#### Goal:
Pull out every line with the word "from".

#### Source data:

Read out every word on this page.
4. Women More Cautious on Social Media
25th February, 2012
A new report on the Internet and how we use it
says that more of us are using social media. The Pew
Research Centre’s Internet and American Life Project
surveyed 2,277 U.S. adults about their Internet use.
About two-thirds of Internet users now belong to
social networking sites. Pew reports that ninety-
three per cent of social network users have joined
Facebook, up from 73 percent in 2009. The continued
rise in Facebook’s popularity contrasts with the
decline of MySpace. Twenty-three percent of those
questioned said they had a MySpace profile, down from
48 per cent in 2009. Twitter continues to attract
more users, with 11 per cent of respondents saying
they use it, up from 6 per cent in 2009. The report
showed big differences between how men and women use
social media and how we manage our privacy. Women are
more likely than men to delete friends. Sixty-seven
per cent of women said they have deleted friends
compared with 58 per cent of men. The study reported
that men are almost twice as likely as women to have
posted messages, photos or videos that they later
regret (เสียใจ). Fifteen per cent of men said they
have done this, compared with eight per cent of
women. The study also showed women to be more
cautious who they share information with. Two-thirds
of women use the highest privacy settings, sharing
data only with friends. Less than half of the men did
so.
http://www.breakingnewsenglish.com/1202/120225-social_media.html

--

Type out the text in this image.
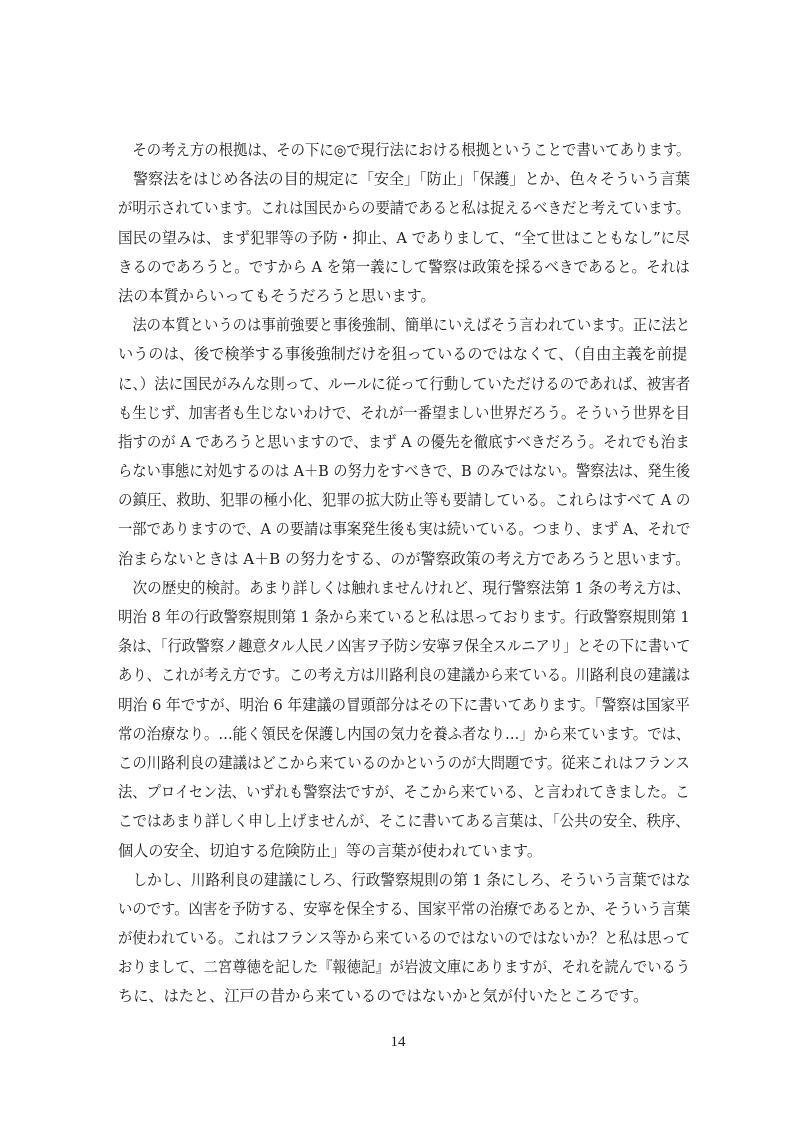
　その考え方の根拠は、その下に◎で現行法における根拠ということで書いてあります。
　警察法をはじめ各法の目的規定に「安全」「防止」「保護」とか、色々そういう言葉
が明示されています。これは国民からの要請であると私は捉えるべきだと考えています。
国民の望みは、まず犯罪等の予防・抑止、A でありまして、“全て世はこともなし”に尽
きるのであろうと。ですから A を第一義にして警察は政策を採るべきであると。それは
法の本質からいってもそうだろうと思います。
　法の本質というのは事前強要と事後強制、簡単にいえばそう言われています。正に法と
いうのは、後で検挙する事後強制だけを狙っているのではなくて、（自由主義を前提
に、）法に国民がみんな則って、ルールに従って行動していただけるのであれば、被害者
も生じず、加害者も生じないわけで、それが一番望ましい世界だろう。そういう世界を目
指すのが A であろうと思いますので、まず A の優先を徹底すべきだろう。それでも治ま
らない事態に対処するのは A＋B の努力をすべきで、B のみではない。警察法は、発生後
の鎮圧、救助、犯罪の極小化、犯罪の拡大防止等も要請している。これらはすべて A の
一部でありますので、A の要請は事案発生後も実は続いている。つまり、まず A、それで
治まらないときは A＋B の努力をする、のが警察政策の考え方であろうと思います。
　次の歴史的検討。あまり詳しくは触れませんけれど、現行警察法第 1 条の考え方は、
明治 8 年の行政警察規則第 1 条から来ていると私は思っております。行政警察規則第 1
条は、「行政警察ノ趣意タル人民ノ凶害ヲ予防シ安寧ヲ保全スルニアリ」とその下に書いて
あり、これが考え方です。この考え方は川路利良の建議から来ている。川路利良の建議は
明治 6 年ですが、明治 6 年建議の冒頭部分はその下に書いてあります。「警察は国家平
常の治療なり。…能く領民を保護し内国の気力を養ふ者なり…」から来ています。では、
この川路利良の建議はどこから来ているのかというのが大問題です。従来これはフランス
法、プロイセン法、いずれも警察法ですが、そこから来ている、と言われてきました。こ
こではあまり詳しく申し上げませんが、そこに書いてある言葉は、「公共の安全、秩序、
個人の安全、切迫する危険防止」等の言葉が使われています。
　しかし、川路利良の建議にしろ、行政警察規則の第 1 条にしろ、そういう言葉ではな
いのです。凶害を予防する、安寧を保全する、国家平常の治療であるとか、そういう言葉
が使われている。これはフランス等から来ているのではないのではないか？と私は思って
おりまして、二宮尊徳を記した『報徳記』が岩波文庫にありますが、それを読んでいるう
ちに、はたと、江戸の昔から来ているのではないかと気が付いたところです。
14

---

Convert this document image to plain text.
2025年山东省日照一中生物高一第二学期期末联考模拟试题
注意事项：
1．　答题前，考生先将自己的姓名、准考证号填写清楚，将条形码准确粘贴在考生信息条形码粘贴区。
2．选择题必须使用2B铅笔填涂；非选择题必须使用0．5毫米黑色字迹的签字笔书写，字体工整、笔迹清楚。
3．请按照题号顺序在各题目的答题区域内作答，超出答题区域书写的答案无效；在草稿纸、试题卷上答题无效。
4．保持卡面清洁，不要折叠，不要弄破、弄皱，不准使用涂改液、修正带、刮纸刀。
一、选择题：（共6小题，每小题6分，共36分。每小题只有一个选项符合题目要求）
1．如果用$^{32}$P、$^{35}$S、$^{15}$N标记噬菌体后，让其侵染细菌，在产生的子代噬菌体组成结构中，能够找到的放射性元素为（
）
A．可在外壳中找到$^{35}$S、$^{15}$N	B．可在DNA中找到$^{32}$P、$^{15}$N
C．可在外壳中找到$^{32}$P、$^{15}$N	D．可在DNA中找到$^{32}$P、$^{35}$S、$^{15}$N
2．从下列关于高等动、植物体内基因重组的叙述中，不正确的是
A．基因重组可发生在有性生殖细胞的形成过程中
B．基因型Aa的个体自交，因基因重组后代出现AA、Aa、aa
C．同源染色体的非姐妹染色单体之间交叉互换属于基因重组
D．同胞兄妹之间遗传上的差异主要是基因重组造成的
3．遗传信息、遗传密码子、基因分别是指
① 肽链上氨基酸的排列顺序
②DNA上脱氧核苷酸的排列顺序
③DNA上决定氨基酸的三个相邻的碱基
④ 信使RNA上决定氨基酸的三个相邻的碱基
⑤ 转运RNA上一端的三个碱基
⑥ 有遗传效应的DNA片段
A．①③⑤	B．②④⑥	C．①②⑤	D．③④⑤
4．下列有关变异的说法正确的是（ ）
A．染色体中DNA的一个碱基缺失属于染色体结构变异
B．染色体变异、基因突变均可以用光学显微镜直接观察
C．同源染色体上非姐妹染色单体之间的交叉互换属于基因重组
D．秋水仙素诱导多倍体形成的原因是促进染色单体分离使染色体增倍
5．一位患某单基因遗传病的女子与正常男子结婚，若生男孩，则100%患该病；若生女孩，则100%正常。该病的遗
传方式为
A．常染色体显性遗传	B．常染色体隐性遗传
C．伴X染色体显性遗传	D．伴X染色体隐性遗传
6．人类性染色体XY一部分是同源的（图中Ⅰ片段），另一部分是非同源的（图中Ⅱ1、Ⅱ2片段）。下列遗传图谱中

#### Answer to the problem:
Facebook, up from 73 percent in 2009. The continued
questioned said they had a MySpace profile, down from
they use it, up from 6 per cent in 2009. The report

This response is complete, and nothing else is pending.